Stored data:
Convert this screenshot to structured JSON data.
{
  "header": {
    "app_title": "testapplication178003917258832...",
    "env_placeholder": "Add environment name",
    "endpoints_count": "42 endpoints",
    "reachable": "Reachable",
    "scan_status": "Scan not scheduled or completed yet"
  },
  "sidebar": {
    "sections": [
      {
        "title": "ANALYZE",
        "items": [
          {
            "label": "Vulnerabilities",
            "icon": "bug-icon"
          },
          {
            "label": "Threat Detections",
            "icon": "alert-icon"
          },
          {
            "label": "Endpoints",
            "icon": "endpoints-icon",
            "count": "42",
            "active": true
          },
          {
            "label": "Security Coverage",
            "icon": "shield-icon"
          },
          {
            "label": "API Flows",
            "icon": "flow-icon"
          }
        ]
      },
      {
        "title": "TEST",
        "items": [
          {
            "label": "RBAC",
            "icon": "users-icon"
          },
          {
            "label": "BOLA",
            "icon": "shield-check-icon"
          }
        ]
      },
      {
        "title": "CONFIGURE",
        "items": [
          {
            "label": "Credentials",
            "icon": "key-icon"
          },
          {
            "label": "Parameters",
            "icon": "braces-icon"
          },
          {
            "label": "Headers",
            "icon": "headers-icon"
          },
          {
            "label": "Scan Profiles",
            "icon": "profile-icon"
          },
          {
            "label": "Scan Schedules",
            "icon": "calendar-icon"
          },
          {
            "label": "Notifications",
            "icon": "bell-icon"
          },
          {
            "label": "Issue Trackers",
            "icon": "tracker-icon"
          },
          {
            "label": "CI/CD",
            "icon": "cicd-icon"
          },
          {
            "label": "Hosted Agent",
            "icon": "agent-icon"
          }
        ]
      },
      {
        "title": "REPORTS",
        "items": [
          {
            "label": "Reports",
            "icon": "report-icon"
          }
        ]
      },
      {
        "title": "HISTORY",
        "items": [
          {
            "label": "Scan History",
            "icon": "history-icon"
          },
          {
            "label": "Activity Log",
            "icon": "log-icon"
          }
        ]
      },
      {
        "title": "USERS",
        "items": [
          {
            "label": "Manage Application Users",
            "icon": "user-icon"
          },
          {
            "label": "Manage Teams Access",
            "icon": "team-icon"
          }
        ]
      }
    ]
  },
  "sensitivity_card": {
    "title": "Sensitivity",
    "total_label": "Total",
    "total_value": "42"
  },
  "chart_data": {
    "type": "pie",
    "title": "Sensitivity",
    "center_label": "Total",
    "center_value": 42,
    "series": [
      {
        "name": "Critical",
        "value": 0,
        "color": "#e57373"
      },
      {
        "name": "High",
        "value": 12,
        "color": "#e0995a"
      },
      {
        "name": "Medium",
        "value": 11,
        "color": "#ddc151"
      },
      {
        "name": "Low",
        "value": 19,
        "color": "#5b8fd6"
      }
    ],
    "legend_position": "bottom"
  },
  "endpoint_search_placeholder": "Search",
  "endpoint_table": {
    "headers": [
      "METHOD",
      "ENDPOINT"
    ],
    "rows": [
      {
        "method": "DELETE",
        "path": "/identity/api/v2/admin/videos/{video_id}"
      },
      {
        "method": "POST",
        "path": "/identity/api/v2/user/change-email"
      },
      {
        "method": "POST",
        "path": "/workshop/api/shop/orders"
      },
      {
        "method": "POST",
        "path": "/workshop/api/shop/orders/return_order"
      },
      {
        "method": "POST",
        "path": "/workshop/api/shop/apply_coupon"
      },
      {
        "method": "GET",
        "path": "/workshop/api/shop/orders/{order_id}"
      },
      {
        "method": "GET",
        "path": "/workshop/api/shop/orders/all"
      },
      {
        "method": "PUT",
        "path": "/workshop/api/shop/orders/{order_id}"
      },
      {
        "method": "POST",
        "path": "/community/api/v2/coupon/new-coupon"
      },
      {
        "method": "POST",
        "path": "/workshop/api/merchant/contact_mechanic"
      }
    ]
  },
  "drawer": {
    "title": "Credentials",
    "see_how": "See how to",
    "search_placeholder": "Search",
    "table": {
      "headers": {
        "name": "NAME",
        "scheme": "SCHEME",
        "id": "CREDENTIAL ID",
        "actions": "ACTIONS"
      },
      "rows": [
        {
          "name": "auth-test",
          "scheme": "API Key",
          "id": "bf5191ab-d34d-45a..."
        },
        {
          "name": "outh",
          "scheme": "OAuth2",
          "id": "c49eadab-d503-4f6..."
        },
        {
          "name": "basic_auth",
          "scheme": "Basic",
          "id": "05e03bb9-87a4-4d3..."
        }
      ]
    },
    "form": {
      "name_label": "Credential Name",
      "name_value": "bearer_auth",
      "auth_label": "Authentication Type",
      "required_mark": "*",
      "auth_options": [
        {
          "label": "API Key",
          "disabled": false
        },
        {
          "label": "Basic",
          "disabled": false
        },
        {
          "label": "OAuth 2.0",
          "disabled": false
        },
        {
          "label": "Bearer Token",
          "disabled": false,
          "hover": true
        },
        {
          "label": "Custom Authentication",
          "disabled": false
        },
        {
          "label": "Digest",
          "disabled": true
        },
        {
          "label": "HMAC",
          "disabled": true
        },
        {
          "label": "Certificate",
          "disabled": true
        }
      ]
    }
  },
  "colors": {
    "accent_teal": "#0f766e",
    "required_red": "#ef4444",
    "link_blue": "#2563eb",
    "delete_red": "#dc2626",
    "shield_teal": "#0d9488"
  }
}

#### [INSTRUCTION]
Output the complete data exactly as written.

#### [WRITTEN ANSWER]
Convert this screenshot to structured JSON data.
{
  "header": {
    "app_title": "testapplication178003917258832...",
    "env_placeholder": "Add environment name",
    "endpoints_count": "42 endpoints",
    "reachable": "Reachable",
    "scan_status": "Scan not scheduled or completed yet"
  },
  "sidebar": {
    "sections": [
      {
        "title": "ANALYZE",
        "items": [
          {
            "label": "Vulnerabilities",
            "icon": "bug-icon"
          },
          {
            "label": "Threat Detections",
            "icon": "alert-icon"
          },
          {
            "label": "Endpoints",
            "icon": "endpoints-icon",
            "count": "42",
            "active": true
          },
          {
            "label": "Security Coverage",
            "icon": "shield-icon"
          },
          {
            "label": "API Flows",
            "icon": "flow-icon"
          }
        ]
      },
      {
        "title": "TEST",
        "items": [
          {
            "label": "RBAC",
            "icon": "users-icon"
          },
          {
            "label": "BOLA",
            "icon": "shield-check-icon"
          }
        ]
      },
      {
        "title": "CONFIGURE",
        "items": [
          {
            "label": "Credentials",
            "icon": "key-icon"
          },
          {
            "label": "Parameters",
            "icon": "braces-icon"
          },
          {
            "label": "Headers",
            "icon": "headers-icon"
          },
          {
            "label": "Scan Profiles",
            "icon": "profile-icon"
          },
          {
            "label": "Scan Schedules",
            "icon": "calendar-icon"
          },
          {
            "label": "Notifications",
            "icon": "bell-icon"
          },
          {
            "label": "Issue Trackers",
            "icon": "tracker-icon"
          },
          {
            "label": "CI/CD",
            "icon": "cicd-icon"
          },
          {
            "label": "Hosted Agent",
            "icon": "agent-icon"
          }
        ]
      },
      {
        "title": "REPORTS",
        "items": [
          {
            "label": "Reports",
            "icon": "report-icon"
          }
        ]
      },
      {
        "title": "HISTORY",
        "items": [
          {
            "label": "Scan History",
            "icon": "history-icon"
          },
          {
            "label": "Activity Log",
            "icon": "log-icon"
          }
        ]
      },
      {
        "title": "USERS",
        "items": [
          {
            "label": "Manage Application Users",
            "icon": "user-icon"
          },
          {
            "label": "Manage Teams Access",
            "icon": "team-icon"
          }
        ]
      }
    ]
  },
  "sensitivity_card": {
    "title": "Sensitivity",
    "total_label": "Total",
    "total_value": "42"
  },
  "chart_data": {
    "type": "pie",
    "title": "Sensitivity",
    "center_label": "Total",
    "center_value": 42,
    "series": [
      {
        "name": "Critical",
        "value": 0,
        "color": "#e57373"
      },
      {
        "name": "High",
        "value": 12,
        "color": "#e0995a"
      },
      {
        "name": "Medium",
        "value": 11,
        "color": "#ddc151"
      },
      {
        "name": "Low",
        "value": 19,
        "color": "#5b8fd6"
      }
    ],
    "legend_position": "bottom"
  },
  "endpoint_search_placeholder": "Search",
  "endpoint_table": {
    "headers": [
      "METHOD",
      "ENDPOINT"
    ],
    "rows": [
      {
        "method": "DELETE",
        "path": "/identity/api/v2/admin/videos/{video_id}"
      },
      {
        "method": "POST",
        "path": "/identity/api/v2/user/change-email"
      },
      {
        "method": "POST",
        "path": "/workshop/api/shop/orders"
      },
      {
        "method": "POST",
        "path": "/workshop/api/shop/orders/return_order"
      },
      {
        "method": "POST",
        "path": "/workshop/api/shop/apply_coupon"
      },
      {
        "method": "GET",
        "path": "/workshop/api/shop/orders/{order_id}"
      },
      {
        "method": "GET",
        "path": "/workshop/api/shop/orders/all"
      },
      {
        "method": "PUT",
        "path": "/workshop/api/shop/orders/{order_id}"
      },
      {
        "method": "POST",
        "path": "/community/api/v2/coupon/new-coupon"
      },
      {
        "method": "POST",
        "path": "/workshop/api/merchant/contact_mechanic"
      }
    ]
  },
  "drawer": {
    "title": "Credentials",
    "see_how": "See how to",
    "search_placeholder": "Search",
    "table": {
      "headers": {
        "name": "NAME",
        "scheme": "SCHEME",
        "id": "CREDENTIAL ID",
        "actions": "ACTIONS"
      },
      "rows": [
        {
          "name": "auth-test",
          "scheme": "API Key",
          "id": "bf5191ab-d34d-45a..."
        },
        {
          "name": "outh",
          "scheme": "OAuth2",
          "id": "c49eadab-d503-4f6..."
        },
        {
          "name": "basic_auth",
          "scheme": "Basic",
          "id": "05e03bb9-87a4-4d3..."
        }
      ]
    },
    "form": {
      "name_label": "Credential Name",
      "name_value": "bearer_auth",
      "auth_label": "Authentication Type",
      "required_mark": "*",
      "auth_options": [
        {
          "label": "API Key",
          "disabled": false
        },
        {
          "label": "Basic",
          "disabled": false
        },
        {
          "label": "OAuth 2.0",
          "disabled": false
        },
        {
          "label": "Bearer Token",
          "disabled": false,
          "hover": true
        },
        {
          "label": "Custom Authentication",
          "disabled": false
        },
        {
          "label": "Digest",
          "disabled": true
        },
        {
          "label": "HMAC",
          "disabled": true
        },
        {
          "label": "Certificate",
          "disabled": true
        }
      ]
    }
  },
  "colors": {
    "accent_teal": "#0f766e",
    "required_red": "#ef4444",
    "link_blue": "#2563eb",
    "delete_red": "#dc2626",
    "shield_teal": "#0d9488"
  }
}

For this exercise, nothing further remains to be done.